— Exercise —
Only the lines holding the string "global" are needed. Copy each one.

........

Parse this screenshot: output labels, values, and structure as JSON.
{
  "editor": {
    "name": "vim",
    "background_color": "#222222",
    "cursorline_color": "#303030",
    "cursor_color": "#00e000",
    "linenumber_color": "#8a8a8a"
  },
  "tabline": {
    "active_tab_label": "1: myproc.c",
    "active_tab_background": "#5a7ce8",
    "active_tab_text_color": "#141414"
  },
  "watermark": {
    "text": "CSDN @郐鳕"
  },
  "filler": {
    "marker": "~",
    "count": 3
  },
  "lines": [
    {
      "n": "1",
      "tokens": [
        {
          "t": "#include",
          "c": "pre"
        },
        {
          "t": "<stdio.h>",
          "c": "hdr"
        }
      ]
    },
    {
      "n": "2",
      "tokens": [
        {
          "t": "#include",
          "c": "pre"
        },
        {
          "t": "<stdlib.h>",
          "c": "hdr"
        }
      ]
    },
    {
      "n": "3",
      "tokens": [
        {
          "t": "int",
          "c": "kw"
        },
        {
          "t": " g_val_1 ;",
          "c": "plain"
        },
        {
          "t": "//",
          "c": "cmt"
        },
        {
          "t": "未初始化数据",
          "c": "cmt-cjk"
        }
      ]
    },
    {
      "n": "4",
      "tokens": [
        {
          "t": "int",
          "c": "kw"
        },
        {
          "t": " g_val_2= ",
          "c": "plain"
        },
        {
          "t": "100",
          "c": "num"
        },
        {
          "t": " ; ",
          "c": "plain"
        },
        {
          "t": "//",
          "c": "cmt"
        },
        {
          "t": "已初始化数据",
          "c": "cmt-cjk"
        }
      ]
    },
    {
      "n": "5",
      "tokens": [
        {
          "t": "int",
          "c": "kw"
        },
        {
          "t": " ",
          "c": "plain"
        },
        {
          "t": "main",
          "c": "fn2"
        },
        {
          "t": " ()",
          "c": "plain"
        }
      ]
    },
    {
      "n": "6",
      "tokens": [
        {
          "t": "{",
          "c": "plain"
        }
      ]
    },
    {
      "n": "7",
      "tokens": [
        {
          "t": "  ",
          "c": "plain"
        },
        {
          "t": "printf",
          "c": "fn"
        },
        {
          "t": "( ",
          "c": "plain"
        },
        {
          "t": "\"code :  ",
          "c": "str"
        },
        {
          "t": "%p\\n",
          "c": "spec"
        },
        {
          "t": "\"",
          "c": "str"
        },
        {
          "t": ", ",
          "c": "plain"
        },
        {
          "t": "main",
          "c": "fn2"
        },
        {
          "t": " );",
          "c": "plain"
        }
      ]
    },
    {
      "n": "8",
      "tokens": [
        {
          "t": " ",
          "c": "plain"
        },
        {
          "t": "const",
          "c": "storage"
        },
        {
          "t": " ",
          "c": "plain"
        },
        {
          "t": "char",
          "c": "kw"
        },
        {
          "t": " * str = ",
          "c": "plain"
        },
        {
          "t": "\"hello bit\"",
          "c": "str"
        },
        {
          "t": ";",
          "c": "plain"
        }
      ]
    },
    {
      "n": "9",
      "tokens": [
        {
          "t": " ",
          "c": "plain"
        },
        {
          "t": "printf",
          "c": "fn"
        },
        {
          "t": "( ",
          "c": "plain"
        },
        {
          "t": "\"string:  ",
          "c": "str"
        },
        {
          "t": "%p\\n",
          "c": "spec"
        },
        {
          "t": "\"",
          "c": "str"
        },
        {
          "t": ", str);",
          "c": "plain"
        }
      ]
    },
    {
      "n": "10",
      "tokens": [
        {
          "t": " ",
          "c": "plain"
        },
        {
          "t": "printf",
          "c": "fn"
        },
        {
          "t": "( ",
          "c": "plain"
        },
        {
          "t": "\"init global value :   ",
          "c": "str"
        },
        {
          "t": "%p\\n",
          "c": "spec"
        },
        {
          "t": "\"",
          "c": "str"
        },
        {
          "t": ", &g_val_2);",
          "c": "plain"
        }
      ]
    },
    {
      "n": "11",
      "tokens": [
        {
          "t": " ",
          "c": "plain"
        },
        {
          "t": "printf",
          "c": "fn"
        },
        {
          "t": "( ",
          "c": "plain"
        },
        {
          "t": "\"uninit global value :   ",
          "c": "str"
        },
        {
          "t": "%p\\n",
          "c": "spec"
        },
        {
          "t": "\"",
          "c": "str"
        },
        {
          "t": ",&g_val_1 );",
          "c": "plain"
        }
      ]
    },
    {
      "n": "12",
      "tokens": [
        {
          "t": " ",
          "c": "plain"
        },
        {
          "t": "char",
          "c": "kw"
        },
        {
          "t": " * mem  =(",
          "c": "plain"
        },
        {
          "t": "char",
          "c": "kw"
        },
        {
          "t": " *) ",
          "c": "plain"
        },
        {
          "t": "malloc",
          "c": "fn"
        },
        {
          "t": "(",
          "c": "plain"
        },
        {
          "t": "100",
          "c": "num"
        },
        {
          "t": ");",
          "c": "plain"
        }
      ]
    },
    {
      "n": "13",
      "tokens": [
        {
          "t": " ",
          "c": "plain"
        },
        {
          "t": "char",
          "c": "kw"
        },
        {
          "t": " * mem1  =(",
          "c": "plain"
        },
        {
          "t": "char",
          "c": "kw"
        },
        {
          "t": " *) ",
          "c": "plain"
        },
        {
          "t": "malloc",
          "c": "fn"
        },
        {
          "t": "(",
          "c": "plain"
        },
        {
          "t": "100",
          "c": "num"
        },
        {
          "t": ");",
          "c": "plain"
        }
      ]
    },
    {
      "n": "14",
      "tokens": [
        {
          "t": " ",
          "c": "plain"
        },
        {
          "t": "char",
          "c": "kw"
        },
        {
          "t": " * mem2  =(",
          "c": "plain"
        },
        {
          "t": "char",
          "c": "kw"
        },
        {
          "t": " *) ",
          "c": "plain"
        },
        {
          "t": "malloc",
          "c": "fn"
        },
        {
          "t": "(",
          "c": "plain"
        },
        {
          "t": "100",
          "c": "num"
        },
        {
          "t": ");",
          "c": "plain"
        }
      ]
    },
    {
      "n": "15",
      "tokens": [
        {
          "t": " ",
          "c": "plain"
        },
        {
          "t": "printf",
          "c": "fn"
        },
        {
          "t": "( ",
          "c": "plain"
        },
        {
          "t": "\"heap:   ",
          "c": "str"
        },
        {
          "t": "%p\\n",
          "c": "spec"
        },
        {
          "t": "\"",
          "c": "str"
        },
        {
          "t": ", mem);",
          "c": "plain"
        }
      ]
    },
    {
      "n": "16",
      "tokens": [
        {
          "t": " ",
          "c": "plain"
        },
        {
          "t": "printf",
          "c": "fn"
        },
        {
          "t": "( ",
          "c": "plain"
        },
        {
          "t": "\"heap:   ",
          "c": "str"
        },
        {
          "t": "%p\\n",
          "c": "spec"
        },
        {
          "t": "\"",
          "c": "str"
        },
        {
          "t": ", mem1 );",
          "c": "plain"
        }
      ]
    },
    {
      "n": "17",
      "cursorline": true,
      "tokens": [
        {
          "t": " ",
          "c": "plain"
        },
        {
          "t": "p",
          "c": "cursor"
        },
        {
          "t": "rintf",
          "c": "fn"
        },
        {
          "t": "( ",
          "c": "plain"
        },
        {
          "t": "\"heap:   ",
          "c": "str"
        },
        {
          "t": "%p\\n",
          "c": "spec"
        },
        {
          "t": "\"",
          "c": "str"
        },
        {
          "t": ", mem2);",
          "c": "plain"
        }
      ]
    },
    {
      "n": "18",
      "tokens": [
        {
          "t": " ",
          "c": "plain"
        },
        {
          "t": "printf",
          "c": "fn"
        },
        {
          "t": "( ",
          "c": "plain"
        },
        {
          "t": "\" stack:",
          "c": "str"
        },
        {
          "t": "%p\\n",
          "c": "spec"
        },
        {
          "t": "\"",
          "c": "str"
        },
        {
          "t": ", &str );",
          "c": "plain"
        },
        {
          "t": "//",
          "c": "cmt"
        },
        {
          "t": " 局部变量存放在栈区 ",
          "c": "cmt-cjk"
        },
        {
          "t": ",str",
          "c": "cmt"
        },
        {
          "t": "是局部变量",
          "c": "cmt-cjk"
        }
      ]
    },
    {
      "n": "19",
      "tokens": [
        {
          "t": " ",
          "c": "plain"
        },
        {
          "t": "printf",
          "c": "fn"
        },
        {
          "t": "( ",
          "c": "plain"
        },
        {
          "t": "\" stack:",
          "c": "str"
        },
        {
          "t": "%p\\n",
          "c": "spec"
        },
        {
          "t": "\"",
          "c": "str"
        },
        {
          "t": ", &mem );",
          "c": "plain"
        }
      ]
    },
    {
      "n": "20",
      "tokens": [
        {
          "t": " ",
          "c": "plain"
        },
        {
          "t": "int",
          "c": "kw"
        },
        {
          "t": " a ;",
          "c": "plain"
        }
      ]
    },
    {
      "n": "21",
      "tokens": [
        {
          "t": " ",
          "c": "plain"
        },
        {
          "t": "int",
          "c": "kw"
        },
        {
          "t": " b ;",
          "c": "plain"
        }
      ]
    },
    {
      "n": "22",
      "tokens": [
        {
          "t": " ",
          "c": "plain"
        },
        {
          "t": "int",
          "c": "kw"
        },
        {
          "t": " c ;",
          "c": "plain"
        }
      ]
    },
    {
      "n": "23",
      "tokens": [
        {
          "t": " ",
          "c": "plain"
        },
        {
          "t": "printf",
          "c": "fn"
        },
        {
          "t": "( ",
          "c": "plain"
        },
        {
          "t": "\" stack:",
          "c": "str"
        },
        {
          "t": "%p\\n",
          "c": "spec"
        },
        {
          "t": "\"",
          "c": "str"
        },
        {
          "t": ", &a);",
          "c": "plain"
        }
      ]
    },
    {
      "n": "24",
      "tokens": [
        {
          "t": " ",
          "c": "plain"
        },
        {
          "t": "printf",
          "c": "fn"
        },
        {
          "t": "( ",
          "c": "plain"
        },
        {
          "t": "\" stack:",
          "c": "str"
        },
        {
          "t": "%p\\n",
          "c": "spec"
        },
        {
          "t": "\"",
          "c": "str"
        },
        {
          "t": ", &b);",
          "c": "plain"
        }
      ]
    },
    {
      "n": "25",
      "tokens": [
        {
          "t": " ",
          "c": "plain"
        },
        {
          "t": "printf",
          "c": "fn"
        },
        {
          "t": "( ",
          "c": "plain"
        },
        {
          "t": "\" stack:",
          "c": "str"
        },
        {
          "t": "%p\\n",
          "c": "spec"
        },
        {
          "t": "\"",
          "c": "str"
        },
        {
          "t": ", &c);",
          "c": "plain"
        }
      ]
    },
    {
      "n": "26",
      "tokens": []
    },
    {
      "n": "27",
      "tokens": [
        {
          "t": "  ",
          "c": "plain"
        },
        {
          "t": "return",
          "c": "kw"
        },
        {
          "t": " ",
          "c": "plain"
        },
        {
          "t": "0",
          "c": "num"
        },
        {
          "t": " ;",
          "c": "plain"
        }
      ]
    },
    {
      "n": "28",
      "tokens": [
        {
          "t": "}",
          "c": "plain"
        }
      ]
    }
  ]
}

........

— Task result —
          "t": "\"init global value :   ",
          "t": "\"uninit global value :   ",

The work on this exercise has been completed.